[Start]

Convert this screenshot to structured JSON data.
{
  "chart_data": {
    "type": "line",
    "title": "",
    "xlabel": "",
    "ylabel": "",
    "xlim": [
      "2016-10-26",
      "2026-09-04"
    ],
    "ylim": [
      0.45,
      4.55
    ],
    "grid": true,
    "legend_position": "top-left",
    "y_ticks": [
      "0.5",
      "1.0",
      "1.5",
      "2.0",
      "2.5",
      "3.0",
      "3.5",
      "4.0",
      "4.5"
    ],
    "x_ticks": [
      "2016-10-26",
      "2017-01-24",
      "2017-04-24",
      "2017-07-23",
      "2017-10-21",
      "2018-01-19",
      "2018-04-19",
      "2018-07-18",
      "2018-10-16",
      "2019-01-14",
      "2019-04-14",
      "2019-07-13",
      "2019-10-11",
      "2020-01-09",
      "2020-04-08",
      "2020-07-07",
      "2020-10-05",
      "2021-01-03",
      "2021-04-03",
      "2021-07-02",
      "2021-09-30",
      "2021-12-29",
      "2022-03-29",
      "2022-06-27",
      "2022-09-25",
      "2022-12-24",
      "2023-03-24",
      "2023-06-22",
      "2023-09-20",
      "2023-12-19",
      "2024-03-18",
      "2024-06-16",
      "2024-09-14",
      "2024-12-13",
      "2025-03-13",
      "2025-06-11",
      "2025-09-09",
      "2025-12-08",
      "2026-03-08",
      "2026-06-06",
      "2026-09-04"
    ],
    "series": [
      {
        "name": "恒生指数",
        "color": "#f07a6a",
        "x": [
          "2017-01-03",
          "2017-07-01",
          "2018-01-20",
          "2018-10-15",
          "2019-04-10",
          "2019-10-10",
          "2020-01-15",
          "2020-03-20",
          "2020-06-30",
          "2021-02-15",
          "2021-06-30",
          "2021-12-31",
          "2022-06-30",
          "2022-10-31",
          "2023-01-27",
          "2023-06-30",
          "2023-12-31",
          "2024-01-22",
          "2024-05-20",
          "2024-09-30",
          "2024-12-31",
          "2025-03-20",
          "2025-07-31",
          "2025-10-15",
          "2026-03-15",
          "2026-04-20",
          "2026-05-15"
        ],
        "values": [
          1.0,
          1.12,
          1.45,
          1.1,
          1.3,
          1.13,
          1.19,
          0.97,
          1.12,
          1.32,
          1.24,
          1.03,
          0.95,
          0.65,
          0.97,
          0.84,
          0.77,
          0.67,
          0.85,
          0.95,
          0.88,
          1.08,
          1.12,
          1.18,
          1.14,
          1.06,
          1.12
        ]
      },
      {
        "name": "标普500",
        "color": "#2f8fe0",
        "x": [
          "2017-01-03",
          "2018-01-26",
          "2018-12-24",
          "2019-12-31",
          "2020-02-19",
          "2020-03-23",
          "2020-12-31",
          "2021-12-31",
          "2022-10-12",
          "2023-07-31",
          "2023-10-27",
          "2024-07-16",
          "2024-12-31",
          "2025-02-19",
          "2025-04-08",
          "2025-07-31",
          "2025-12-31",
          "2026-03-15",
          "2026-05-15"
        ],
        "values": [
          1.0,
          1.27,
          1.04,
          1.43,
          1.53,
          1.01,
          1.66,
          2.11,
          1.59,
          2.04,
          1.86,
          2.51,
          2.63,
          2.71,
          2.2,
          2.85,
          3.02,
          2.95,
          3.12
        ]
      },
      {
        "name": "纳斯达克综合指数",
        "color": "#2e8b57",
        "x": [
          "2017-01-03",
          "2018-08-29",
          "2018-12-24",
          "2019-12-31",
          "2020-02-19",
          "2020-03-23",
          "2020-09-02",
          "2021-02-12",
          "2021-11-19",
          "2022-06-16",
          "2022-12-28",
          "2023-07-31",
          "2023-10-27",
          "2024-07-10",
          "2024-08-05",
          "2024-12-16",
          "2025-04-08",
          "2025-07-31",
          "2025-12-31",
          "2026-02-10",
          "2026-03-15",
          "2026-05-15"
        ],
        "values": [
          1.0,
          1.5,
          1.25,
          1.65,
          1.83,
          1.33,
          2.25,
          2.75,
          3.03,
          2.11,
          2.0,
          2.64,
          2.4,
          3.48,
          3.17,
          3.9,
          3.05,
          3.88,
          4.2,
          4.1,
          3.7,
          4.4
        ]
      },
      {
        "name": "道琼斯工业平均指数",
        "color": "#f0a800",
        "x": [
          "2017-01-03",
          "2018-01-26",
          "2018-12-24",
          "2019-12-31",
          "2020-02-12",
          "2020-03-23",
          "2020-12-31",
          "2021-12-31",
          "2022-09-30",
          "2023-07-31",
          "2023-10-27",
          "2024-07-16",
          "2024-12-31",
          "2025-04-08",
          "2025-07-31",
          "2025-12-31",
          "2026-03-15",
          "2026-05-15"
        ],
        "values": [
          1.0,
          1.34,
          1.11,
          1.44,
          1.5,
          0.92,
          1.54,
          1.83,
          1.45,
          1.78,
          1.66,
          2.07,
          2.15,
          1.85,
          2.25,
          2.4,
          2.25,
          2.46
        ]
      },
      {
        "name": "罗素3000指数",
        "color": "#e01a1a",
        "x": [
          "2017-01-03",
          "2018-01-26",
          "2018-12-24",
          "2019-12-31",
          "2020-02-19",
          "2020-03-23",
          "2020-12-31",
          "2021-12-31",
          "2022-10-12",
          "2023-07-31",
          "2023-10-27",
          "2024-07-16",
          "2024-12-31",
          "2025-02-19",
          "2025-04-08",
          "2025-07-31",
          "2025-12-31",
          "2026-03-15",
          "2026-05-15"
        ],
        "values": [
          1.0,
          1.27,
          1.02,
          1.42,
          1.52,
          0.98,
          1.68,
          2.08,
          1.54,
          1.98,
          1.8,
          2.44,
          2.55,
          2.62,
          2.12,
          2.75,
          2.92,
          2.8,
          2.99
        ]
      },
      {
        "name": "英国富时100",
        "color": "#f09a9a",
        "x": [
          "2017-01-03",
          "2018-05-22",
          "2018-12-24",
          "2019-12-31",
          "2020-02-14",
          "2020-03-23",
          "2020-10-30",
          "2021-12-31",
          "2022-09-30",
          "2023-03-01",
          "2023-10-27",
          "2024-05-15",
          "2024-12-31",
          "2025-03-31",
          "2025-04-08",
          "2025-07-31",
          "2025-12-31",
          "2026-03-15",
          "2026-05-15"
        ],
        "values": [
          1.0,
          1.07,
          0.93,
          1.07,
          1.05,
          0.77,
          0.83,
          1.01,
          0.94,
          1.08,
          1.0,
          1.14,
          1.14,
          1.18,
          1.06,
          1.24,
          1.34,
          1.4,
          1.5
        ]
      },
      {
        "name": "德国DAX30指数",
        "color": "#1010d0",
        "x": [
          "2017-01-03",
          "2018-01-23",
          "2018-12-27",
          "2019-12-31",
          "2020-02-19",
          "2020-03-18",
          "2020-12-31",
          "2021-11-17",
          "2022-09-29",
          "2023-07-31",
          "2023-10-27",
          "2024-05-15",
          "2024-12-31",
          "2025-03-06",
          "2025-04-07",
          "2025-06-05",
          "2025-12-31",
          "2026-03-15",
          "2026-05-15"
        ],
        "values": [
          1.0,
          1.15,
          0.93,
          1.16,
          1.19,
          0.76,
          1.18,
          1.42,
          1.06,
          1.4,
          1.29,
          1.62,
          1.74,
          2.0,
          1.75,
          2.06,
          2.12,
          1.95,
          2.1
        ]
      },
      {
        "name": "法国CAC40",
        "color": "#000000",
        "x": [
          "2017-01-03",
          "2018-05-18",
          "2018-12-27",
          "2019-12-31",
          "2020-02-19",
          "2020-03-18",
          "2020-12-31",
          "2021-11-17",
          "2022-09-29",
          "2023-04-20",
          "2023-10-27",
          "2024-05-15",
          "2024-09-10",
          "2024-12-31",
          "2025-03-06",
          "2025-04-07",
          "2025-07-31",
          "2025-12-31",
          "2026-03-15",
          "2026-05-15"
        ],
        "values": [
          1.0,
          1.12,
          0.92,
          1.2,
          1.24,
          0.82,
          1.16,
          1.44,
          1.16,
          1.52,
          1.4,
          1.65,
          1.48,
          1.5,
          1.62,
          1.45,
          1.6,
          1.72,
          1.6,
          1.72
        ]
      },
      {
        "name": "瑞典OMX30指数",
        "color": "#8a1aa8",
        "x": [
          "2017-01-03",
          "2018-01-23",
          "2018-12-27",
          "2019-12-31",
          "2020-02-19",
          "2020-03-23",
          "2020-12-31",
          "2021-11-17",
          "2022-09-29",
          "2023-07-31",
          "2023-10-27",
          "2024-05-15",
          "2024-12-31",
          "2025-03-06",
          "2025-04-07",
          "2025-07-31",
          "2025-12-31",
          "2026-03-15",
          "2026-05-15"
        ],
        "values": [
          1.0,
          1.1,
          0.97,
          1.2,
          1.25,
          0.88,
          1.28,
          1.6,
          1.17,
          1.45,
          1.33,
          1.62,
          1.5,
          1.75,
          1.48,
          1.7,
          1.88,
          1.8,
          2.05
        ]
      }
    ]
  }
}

[End]

Going through the data above, count the lines where the string "name" appears, and answer with only that number.

9